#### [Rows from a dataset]
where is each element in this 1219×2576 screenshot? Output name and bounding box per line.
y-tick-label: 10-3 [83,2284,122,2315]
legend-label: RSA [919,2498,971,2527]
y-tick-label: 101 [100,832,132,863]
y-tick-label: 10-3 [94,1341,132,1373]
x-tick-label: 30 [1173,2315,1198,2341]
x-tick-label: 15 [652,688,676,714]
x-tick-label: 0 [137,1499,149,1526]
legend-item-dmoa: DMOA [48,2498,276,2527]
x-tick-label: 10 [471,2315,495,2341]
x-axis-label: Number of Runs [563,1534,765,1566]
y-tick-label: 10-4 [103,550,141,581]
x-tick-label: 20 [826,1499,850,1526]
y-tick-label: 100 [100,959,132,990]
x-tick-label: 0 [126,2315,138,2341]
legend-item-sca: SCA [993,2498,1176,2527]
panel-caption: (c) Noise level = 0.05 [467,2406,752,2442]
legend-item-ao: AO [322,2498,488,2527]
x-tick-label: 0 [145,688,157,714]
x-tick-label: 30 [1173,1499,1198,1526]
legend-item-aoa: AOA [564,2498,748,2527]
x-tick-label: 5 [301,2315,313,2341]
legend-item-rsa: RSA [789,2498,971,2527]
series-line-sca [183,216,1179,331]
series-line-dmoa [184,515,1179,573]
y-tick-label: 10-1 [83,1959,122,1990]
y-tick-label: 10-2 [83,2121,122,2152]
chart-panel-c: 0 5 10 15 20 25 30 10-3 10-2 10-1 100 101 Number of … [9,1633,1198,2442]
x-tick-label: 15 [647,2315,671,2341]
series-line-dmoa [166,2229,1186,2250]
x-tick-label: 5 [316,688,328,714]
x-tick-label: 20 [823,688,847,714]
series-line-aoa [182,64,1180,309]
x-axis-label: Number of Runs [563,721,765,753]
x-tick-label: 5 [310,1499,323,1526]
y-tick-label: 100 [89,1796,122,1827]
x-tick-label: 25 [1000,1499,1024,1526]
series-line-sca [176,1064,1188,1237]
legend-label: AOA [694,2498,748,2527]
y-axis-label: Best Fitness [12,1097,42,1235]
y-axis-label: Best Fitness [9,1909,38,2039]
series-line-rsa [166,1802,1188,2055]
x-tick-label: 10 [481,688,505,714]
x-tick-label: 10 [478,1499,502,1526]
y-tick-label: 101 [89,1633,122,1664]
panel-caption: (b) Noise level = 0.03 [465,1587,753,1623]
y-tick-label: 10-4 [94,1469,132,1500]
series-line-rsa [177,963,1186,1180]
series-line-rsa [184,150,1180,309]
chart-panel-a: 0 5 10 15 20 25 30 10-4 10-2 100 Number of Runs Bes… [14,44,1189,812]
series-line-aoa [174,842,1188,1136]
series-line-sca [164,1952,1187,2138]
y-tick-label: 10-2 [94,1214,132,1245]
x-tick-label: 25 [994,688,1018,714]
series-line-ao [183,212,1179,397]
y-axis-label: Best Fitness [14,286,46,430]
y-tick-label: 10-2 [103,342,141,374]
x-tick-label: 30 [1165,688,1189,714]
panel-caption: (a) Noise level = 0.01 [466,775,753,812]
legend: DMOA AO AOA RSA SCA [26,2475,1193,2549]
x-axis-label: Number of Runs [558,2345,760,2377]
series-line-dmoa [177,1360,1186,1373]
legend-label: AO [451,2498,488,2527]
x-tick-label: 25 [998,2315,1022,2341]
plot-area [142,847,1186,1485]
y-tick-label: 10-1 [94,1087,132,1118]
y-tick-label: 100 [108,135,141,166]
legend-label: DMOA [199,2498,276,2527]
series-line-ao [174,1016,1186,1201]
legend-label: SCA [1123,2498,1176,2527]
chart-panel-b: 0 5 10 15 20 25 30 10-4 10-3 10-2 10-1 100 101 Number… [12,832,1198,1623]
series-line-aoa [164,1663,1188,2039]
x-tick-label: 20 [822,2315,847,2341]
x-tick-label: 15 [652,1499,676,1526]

#### [Aim]
Return the entries above from their first line through the line containing "x-tick-label: 0 [126,2315,138,2341]", keeping every line as it appears.

#### [Full output]
where is each element in this 1219×2576 screenshot? Output name and bounding box per line.
y-tick-label: 10-3 [83,2284,122,2315]
legend-label: RSA [919,2498,971,2527]
y-tick-label: 101 [100,832,132,863]
y-tick-label: 10-3 [94,1341,132,1373]
x-tick-label: 30 [1173,2315,1198,2341]
x-tick-label: 15 [652,688,676,714]
x-tick-label: 0 [137,1499,149,1526]
legend-item-dmoa: DMOA [48,2498,276,2527]
x-tick-label: 10 [471,2315,495,2341]
x-axis-label: Number of Runs [563,1534,765,1566]
y-tick-label: 10-4 [103,550,141,581]
x-tick-label: 20 [826,1499,850,1526]
y-tick-label: 100 [100,959,132,990]
x-tick-label: 0 [126,2315,138,2341]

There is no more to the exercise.